▶ Page extract:
::::
And as planned, we used the proceed to repurchase stock throughout the year, but we had an accelerated repurchase with the largest proceeds from the Shirley divestiture in August. The cumulative result of all the share repurchases from late 2010 through the middle of 2011 was to increase our earnings per share buyback 6%. W repurchased about 6% of the then out then in share and that has the effect of lifting our earnings per share by an equivalent 6% or about $0.20 per share, and that effect was realized partly in 2011, the rest is annualizing into 2012, but that is a permanent uplift in the earnings per share of the company. And we also repaid about $20 million of debt that was outstanding against the Shirley Wind project.
Now partly as a result of the accretion from the share buyback, but more due to the strong performance of Central Hudson, we saw a very good increase in our earnings per share in 2011, 22% from 2.44 to 2.97. More importantly that continued a strong trend in our core earnings and let me just define for a moment what I mean by core earnings. These are the earnings of the company, as it currently exist going forward. Central Hudson and Griffith with the renewable energy stripped out of the history, as well as unusual items and timing differences normalized out of the years prior to 2011. For those of you who are interested in seeing a reconciliation between our GAAP earnings and what we’re portraying here as core earnings a slide will be available on our website, on the website version of this talk showing that reconciliation.
But clearly you can see a strong trend of increase in core earnings especially over the last two years.
So, the culmination of our strategic shift was very positive for shareholders, a strong trend in our core earnings growth, lower volatility going forward. Frankly, the renewable energy portfolio have been a source of volatility and a reduction in our dividend payout ratio on core earnings into what we felt was our financial comfort zone of less than 70%. So therefore, we felt comfortable increasing the dividend and our board authorized an increase effective November 1 of last year of about 3% from $0.54 to $0.555 and that annualizes to $2.22 per year.
Now as a result of this excellent performance by our company, our stock price and our total return had performed very well. So let me just review this chart with you. This is showing the five year cumulative total return of CH Energy Group in blue, our peer group, the Edison Electric Institute, the electric utilities in the country in yellow, and the S&P 500 in red. The S&P 500 is the broad market index that represents about 85% of the market capitalization of stocks traded in the U.S.
So what this chart is showing is if you invested a hypothetical $100 five years ago, at the end of 2006, how much money would you have five years later, if you had reinvested all of the dividends that you receive during the period and benefited from the appreciation of the stock that you owned. And what you can see here is that the S&P 500 was strongly down during the financial crisis and recession, strongly recovered, but effectively at $99 was the same as $100 that you started with. So, no net return from the broad market stock index over that five years.
DI index also had a pattern of up and down and back up with a total return that was positive of about 23%. But CH Energy Group had a much stronger performance increasing by about 41% over that five year, so a very strong performance both against the broad market and against our peer group.
::::
▶ Page element annotations:
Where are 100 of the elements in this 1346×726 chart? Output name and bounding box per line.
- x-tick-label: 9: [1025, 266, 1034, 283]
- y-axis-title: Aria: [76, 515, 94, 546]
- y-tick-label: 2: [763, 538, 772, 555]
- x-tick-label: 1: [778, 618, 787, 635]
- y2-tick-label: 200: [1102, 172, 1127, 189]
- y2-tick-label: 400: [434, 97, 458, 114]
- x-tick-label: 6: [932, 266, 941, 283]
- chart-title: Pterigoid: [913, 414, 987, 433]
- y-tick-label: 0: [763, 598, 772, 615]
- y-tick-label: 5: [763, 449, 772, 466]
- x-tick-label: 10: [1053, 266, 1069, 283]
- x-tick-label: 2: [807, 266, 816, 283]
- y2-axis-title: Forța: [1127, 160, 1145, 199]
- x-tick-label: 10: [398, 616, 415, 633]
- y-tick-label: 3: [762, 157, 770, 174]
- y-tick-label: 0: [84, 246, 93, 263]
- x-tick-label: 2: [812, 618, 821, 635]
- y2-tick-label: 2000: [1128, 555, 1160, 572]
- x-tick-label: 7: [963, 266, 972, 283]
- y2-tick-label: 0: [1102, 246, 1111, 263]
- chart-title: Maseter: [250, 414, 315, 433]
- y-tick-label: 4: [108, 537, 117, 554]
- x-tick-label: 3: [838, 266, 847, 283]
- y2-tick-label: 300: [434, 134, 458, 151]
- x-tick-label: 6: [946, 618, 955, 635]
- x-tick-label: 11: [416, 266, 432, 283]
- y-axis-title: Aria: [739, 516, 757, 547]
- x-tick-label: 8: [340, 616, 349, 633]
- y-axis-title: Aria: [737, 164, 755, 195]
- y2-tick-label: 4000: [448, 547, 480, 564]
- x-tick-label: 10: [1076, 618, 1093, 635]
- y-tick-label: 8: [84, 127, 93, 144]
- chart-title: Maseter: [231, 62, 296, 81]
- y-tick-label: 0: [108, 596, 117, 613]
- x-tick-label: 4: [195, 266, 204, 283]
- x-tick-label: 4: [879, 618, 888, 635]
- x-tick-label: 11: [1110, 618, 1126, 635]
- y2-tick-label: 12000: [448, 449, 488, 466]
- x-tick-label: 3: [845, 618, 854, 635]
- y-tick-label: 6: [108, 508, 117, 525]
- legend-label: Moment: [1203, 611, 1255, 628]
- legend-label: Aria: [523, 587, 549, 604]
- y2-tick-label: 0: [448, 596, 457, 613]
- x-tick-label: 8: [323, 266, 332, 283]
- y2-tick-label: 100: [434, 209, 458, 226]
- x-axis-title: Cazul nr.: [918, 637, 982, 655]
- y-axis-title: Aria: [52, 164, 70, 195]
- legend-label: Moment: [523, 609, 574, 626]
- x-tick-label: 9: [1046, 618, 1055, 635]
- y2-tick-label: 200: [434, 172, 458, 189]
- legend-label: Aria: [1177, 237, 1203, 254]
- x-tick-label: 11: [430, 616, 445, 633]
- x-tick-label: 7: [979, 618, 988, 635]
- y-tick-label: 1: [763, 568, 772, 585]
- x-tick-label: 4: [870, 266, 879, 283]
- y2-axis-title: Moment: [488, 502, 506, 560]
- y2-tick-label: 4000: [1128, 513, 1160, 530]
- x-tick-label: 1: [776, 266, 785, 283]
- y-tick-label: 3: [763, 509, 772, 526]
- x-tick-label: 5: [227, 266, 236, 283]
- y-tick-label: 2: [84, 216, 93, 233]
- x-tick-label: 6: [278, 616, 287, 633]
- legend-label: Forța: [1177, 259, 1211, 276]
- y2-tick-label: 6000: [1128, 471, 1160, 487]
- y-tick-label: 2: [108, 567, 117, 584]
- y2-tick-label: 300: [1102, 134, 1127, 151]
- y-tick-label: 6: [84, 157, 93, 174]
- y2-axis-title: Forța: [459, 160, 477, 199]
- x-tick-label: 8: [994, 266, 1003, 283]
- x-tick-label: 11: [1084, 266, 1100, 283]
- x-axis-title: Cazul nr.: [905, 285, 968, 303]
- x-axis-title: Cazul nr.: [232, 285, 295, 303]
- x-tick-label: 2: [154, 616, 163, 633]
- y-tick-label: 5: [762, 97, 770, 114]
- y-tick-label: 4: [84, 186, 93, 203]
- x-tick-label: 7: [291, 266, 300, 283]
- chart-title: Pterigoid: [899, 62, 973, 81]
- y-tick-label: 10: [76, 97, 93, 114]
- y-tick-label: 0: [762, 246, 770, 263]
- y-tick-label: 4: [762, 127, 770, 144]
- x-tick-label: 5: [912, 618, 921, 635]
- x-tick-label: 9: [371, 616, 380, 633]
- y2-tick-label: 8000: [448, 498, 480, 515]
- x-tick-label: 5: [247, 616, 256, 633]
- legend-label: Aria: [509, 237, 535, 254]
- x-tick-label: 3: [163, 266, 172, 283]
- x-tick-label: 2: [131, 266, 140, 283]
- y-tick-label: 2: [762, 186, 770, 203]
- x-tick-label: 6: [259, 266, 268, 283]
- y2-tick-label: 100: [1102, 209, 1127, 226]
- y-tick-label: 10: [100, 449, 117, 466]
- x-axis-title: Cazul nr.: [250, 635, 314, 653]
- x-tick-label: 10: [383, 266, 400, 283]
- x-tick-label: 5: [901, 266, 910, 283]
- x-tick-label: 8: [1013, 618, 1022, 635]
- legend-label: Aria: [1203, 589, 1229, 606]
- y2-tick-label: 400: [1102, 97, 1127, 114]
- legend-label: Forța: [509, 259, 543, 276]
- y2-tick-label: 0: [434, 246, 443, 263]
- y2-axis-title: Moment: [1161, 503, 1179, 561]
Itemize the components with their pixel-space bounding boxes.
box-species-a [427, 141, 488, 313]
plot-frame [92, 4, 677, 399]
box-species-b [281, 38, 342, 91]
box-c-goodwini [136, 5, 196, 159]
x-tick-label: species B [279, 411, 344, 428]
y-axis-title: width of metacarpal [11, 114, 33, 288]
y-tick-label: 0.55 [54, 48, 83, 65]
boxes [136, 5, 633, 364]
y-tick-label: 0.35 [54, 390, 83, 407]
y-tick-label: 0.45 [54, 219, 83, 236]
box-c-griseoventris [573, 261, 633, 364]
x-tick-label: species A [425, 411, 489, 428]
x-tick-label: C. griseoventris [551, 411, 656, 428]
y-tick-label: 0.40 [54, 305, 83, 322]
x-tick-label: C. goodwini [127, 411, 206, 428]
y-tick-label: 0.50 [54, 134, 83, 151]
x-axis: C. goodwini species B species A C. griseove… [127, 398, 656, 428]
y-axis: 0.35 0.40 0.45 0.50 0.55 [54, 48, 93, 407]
::::
▶ Exercise requirements:
1/ According to the talk, why did the company feel comfortable raising its dividend?
2/ Rewrite everything in the listing from its first line down through the line containing "- y-tick-label: 2: [763, 538, 772, 555]", both included, with "Aria" replaced by "Area" and nothing else changed.

▶ The answers:
1/ The strategic shift lowered the dividend payout ratio on core earnings to below 70%, which the company saw as its financial comfort zone. With the payout ratio in that range, it felt comfortable raising the dividend.

2/
Where are 100 of the elements in this 1346×726 chart? Output name and bounding box per line.
- x-tick-label: 9: [1025, 266, 1034, 283]
- y-axis-title: Area: [76, 515, 94, 546]
- y-tick-label: 2: [763, 538, 772, 555]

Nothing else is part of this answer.